* Material to process:
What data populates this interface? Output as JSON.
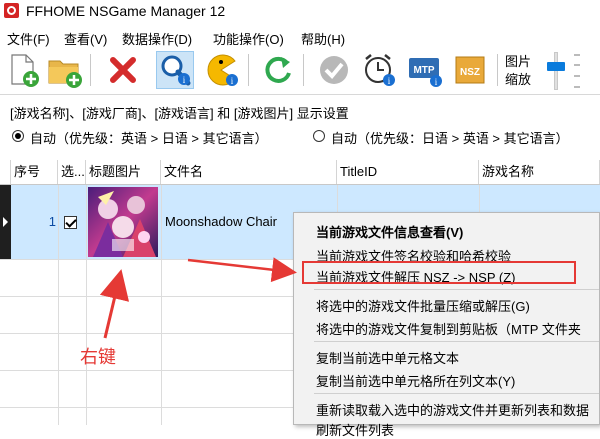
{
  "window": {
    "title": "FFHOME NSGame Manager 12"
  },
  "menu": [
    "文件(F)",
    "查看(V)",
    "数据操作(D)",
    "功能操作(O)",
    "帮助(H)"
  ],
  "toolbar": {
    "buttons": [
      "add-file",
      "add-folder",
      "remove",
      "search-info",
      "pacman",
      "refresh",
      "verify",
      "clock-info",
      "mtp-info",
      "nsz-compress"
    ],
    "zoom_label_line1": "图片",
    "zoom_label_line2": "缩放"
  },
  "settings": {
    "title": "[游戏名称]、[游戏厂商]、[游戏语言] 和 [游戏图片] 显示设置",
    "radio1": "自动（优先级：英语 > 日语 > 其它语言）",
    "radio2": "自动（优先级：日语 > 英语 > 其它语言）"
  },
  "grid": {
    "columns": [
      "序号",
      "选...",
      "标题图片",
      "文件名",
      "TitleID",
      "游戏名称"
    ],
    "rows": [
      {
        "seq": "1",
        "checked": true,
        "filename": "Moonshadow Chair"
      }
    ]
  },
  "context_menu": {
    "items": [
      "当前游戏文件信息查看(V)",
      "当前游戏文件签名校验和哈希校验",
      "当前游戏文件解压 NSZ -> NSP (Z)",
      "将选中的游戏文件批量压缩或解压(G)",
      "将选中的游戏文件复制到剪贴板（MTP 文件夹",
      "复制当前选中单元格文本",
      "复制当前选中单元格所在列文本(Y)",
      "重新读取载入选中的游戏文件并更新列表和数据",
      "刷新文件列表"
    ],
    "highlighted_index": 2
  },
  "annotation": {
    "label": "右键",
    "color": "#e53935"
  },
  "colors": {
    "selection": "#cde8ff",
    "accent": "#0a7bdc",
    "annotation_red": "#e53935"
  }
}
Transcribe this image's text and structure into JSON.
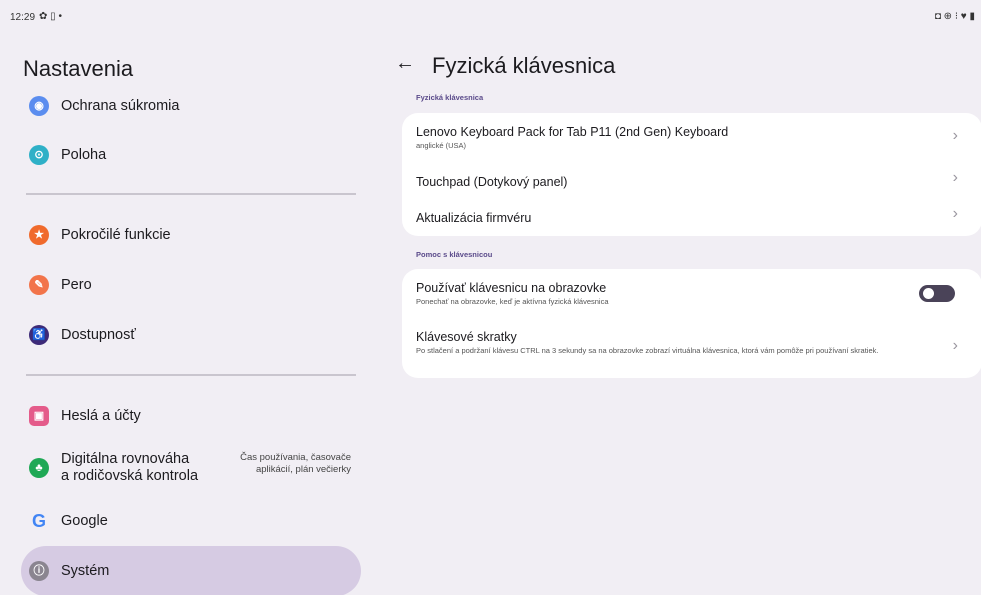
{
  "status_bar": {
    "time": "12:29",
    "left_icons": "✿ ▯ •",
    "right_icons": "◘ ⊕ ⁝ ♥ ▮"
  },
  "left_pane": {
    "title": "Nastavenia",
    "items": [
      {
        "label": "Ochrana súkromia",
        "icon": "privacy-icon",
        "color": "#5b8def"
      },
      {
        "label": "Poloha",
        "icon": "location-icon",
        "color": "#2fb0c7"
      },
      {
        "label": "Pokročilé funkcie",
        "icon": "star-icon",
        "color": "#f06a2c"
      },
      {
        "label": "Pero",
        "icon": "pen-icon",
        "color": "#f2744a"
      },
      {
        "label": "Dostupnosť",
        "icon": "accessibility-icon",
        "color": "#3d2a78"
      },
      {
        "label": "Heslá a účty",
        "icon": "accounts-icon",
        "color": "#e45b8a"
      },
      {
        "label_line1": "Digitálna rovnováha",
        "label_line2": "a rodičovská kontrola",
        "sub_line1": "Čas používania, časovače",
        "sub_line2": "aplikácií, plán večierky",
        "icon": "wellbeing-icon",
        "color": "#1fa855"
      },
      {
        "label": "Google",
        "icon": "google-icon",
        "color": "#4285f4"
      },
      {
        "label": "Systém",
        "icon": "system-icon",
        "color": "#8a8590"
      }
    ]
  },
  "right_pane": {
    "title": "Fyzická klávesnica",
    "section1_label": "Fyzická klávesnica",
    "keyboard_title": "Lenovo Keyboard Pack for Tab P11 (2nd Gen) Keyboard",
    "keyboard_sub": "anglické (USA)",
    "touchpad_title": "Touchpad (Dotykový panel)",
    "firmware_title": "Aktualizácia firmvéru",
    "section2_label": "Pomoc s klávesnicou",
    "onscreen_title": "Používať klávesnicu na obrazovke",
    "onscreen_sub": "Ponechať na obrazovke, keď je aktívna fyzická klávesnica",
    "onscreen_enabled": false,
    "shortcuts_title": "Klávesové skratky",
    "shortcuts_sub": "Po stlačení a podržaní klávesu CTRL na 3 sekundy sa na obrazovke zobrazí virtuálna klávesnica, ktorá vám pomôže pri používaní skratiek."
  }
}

* Exercise details: Transcribe the records above exactly, omitting every picture they contain.

* Full output:
What data populates this interface? Output as JSON.
{
  "window": {
    "title": "FFHOME NSGame Manager 12"
  },
  "menu": [
    "文件(F)",
    "查看(V)",
    "数据操作(D)",
    "功能操作(O)",
    "帮助(H)"
  ],
  "toolbar": {
    "buttons": [
      "add-file",
      "add-folder",
      "remove",
      "search-info",
      "pacman",
      "refresh",
      "verify",
      "clock-info",
      "mtp-info",
      "nsz-compress"
    ],
    "zoom_label_line1": "图片",
    "zoom_label_line2": "缩放"
  },
  "settings": {
    "title": "[游戏名称]、[游戏厂商]、[游戏语言] 和 [游戏图片] 显示设置",
    "radio1": "自动（优先级：英语 > 日语 > 其它语言）",
    "radio2": "自动（优先级：日语 > 英语 > 其它语言）"
  },
  "grid": {
    "columns": [
      "序号",
      "选...",
      "标题图片",
      "文件名",
      "TitleID",
      "游戏名称"
    ],
    "rows": [
      {
        "seq": "1",
        "checked": true,
        "filename": "Moonshadow Chair"
      }
    ]
  },
  "context_menu": {
    "items": [
      "当前游戏文件信息查看(V)",
      "当前游戏文件签名校验和哈希校验",
      "当前游戏文件解压 NSZ -> NSP (Z)",
      "将选中的游戏文件批量压缩或解压(G)",
      "将选中的游戏文件复制到剪贴板（MTP 文件夹",
      "复制当前选中单元格文本",
      "复制当前选中单元格所在列文本(Y)",
      "重新读取载入选中的游戏文件并更新列表和数据",
      "刷新文件列表"
    ],
    "highlighted_index": 2
  },
  "annotation": {
    "label": "右键",
    "color": "#e53935"
  },
  "colors": {
    "selection": "#cde8ff",
    "accent": "#0a7bdc",
    "annotation_red": "#e53935"
  }
}
Transcribe this image's text and structure into JSON.
{
  "status_bar": {
    "time": "12:29",
    "left_icons": "✿ ▯ •",
    "right_icons": "◘ ⊕ ⁝ ♥ ▮"
  },
  "left_pane": {
    "title": "Nastavenia",
    "items": [
      {
        "label": "Ochrana súkromia",
        "icon": "privacy-icon",
        "color": "#5b8def"
      },
      {
        "label": "Poloha",
        "icon": "location-icon",
        "color": "#2fb0c7"
      },
      {
        "label": "Pokročilé funkcie",
        "icon": "star-icon",
        "color": "#f06a2c"
      },
      {
        "label": "Pero",
        "icon": "pen-icon",
        "color": "#f2744a"
      },
      {
        "label": "Dostupnosť",
        "icon": "accessibility-icon",
        "color": "#3d2a78"
      },
      {
        "label": "Heslá a účty",
        "icon": "accounts-icon",
        "color": "#e45b8a"
      },
      {
        "label_line1": "Digitálna rovnováha",
        "label_line2": "a rodičovská kontrola",
        "sub_line1": "Čas používania, časovače",
        "sub_line2": "aplikácií, plán večierky",
        "icon": "wellbeing-icon",
        "color": "#1fa855"
      },
      {
        "label": "Google",
        "icon": "google-icon",
        "color": "#4285f4"
      },
      {
        "label": "Systém",
        "icon": "system-icon",
        "color": "#8a8590"
      }
    ]
  },
  "right_pane": {
    "title": "Fyzická klávesnica",
    "section1_label": "Fyzická klávesnica",
    "keyboard_title": "Lenovo Keyboard Pack for Tab P11 (2nd Gen) Keyboard",
    "keyboard_sub": "anglické (USA)",
    "touchpad_title": "Touchpad (Dotykový panel)",
    "firmware_title": "Aktualizácia firmvéru",
    "section2_label": "Pomoc s klávesnicou",
    "onscreen_title": "Používať klávesnicu na obrazovke",
    "onscreen_sub": "Ponechať na obrazovke, keď je aktívna fyzická klávesnica",
    "onscreen_enabled": false,
    "shortcuts_title": "Klávesové skratky",
    "shortcuts_sub": "Po stlačení a podržaní klávesu CTRL na 3 sekundy sa na obrazovke zobrazí virtuálna klávesnica, ktorá vám pomôže pri používaní skratiek."
  }
}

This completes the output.